* **Extracted data**:

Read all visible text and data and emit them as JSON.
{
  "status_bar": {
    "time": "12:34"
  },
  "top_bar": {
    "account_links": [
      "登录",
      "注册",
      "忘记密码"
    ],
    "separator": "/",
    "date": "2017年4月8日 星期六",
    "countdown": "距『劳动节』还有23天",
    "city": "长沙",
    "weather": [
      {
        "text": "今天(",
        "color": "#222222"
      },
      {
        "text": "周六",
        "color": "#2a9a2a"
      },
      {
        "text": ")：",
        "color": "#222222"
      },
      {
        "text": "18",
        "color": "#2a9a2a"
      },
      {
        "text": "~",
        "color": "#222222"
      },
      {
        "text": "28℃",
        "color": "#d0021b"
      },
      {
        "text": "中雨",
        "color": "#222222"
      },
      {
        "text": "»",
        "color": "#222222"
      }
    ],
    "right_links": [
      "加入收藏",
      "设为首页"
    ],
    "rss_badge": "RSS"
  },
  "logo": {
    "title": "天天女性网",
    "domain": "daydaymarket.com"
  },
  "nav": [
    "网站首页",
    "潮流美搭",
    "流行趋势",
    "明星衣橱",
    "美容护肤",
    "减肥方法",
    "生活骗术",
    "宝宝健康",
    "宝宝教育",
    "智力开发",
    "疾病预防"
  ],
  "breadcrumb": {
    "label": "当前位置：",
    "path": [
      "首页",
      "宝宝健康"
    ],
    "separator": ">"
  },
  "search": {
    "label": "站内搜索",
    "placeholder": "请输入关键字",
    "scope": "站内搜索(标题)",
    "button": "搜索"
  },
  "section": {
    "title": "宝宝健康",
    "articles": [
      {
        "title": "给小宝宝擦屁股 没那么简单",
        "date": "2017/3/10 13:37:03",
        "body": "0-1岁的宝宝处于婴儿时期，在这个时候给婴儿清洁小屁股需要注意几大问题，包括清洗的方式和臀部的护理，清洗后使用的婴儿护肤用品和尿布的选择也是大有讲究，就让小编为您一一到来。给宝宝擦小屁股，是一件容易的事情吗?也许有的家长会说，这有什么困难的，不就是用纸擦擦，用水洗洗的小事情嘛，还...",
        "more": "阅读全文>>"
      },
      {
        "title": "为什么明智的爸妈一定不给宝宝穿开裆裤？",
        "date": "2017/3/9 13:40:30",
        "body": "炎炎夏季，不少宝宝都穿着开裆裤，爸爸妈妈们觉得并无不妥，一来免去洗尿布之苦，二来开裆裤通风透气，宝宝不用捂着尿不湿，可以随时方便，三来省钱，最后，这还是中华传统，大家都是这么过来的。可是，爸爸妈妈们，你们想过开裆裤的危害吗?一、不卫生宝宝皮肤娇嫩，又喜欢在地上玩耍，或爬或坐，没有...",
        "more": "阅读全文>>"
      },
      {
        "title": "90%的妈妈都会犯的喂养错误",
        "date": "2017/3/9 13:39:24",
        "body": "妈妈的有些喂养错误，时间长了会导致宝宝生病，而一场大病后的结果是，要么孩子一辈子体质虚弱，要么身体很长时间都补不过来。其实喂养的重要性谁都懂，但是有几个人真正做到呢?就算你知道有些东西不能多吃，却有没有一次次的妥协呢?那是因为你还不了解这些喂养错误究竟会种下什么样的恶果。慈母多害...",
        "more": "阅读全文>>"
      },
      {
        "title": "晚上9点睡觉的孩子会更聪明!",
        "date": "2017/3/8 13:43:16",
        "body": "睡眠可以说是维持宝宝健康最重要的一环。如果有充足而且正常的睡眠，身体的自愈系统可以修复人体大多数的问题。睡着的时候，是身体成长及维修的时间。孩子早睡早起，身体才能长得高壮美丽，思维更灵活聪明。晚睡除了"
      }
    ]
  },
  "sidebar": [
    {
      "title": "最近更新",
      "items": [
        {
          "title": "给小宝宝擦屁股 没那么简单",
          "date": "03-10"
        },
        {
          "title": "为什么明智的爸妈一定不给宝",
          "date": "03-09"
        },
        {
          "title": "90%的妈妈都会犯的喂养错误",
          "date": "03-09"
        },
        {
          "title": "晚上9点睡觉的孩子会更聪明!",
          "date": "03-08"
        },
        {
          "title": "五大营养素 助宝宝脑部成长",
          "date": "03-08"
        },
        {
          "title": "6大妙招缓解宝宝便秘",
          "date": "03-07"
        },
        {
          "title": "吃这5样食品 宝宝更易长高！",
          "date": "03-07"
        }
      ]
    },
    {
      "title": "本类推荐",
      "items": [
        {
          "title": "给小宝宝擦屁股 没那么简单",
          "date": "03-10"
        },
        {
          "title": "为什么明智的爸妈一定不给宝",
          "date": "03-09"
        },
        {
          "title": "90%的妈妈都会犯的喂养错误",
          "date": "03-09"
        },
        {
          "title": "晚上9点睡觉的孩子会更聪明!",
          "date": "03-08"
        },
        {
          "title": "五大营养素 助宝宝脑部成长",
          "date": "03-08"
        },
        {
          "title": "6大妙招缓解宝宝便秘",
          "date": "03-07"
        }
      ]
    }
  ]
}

* **Exercise aim**: Once more, set down the full listing, verbatim.

* **Exercise answer**:
Read all visible text and data and emit them as JSON.
{
  "status_bar": {
    "time": "12:34"
  },
  "top_bar": {
    "account_links": [
      "登录",
      "注册",
      "忘记密码"
    ],
    "separator": "/",
    "date": "2017年4月8日 星期六",
    "countdown": "距『劳动节』还有23天",
    "city": "长沙",
    "weather": [
      {
        "text": "今天(",
        "color": "#222222"
      },
      {
        "text": "周六",
        "color": "#2a9a2a"
      },
      {
        "text": ")：",
        "color": "#222222"
      },
      {
        "text": "18",
        "color": "#2a9a2a"
      },
      {
        "text": "~",
        "color": "#222222"
      },
      {
        "text": "28℃",
        "color": "#d0021b"
      },
      {
        "text": "中雨",
        "color": "#222222"
      },
      {
        "text": "»",
        "color": "#222222"
      }
    ],
    "right_links": [
      "加入收藏",
      "设为首页"
    ],
    "rss_badge": "RSS"
  },
  "logo": {
    "title": "天天女性网",
    "domain": "daydaymarket.com"
  },
  "nav": [
    "网站首页",
    "潮流美搭",
    "流行趋势",
    "明星衣橱",
    "美容护肤",
    "减肥方法",
    "生活骗术",
    "宝宝健康",
    "宝宝教育",
    "智力开发",
    "疾病预防"
  ],
  "breadcrumb": {
    "label": "当前位置：",
    "path": [
      "首页",
      "宝宝健康"
    ],
    "separator": ">"
  },
  "search": {
    "label": "站内搜索",
    "placeholder": "请输入关键字",
    "scope": "站内搜索(标题)",
    "button": "搜索"
  },
  "section": {
    "title": "宝宝健康",
    "articles": [
      {
        "title": "给小宝宝擦屁股 没那么简单",
        "date": "2017/3/10 13:37:03",
        "body": "0-1岁的宝宝处于婴儿时期，在这个时候给婴儿清洁小屁股需要注意几大问题，包括清洗的方式和臀部的护理，清洗后使用的婴儿护肤用品和尿布的选择也是大有讲究，就让小编为您一一到来。给宝宝擦小屁股，是一件容易的事情吗?也许有的家长会说，这有什么困难的，不就是用纸擦擦，用水洗洗的小事情嘛，还...",
        "more": "阅读全文>>"
      },
      {
        "title": "为什么明智的爸妈一定不给宝宝穿开裆裤？",
        "date": "2017/3/9 13:40:30",
        "body": "炎炎夏季，不少宝宝都穿着开裆裤，爸爸妈妈们觉得并无不妥，一来免去洗尿布之苦，二来开裆裤通风透气，宝宝不用捂着尿不湿，可以随时方便，三来省钱，最后，这还是中华传统，大家都是这么过来的。可是，爸爸妈妈们，你们想过开裆裤的危害吗?一、不卫生宝宝皮肤娇嫩，又喜欢在地上玩耍，或爬或坐，没有...",
        "more": "阅读全文>>"
      },
      {
        "title": "90%的妈妈都会犯的喂养错误",
        "date": "2017/3/9 13:39:24",
        "body": "妈妈的有些喂养错误，时间长了会导致宝宝生病，而一场大病后的结果是，要么孩子一辈子体质虚弱，要么身体很长时间都补不过来。其实喂养的重要性谁都懂，但是有几个人真正做到呢?就算你知道有些东西不能多吃，却有没有一次次的妥协呢?那是因为你还不了解这些喂养错误究竟会种下什么样的恶果。慈母多害...",
        "more": "阅读全文>>"
      },
      {
        "title": "晚上9点睡觉的孩子会更聪明!",
        "date": "2017/3/8 13:43:16",
        "body": "睡眠可以说是维持宝宝健康最重要的一环。如果有充足而且正常的睡眠，身体的自愈系统可以修复人体大多数的问题。睡着的时候，是身体成长及维修的时间。孩子早睡早起，身体才能长得高壮美丽，思维更灵活聪明。晚睡除了"
      }
    ]
  },
  "sidebar": [
    {
      "title": "最近更新",
      "items": [
        {
          "title": "给小宝宝擦屁股 没那么简单",
          "date": "03-10"
        },
        {
          "title": "为什么明智的爸妈一定不给宝",
          "date": "03-09"
        },
        {
          "title": "90%的妈妈都会犯的喂养错误",
          "date": "03-09"
        },
        {
          "title": "晚上9点睡觉的孩子会更聪明!",
          "date": "03-08"
        },
        {
          "title": "五大营养素 助宝宝脑部成长",
          "date": "03-08"
        },
        {
          "title": "6大妙招缓解宝宝便秘",
          "date": "03-07"
        },
        {
          "title": "吃这5样食品 宝宝更易长高！",
          "date": "03-07"
        }
      ]
    },
    {
      "title": "本类推荐",
      "items": [
        {
          "title": "给小宝宝擦屁股 没那么简单",
          "date": "03-10"
        },
        {
          "title": "为什么明智的爸妈一定不给宝",
          "date": "03-09"
        },
        {
          "title": "90%的妈妈都会犯的喂养错误",
          "date": "03-09"
        },
        {
          "title": "晚上9点睡觉的孩子会更聪明!",
          "date": "03-08"
        },
        {
          "title": "五大营养素 助宝宝脑部成长",
          "date": "03-08"
        },
        {
          "title": "6大妙招缓解宝宝便秘",
          "date": "03-07"
        }
      ]
    }
  ]
}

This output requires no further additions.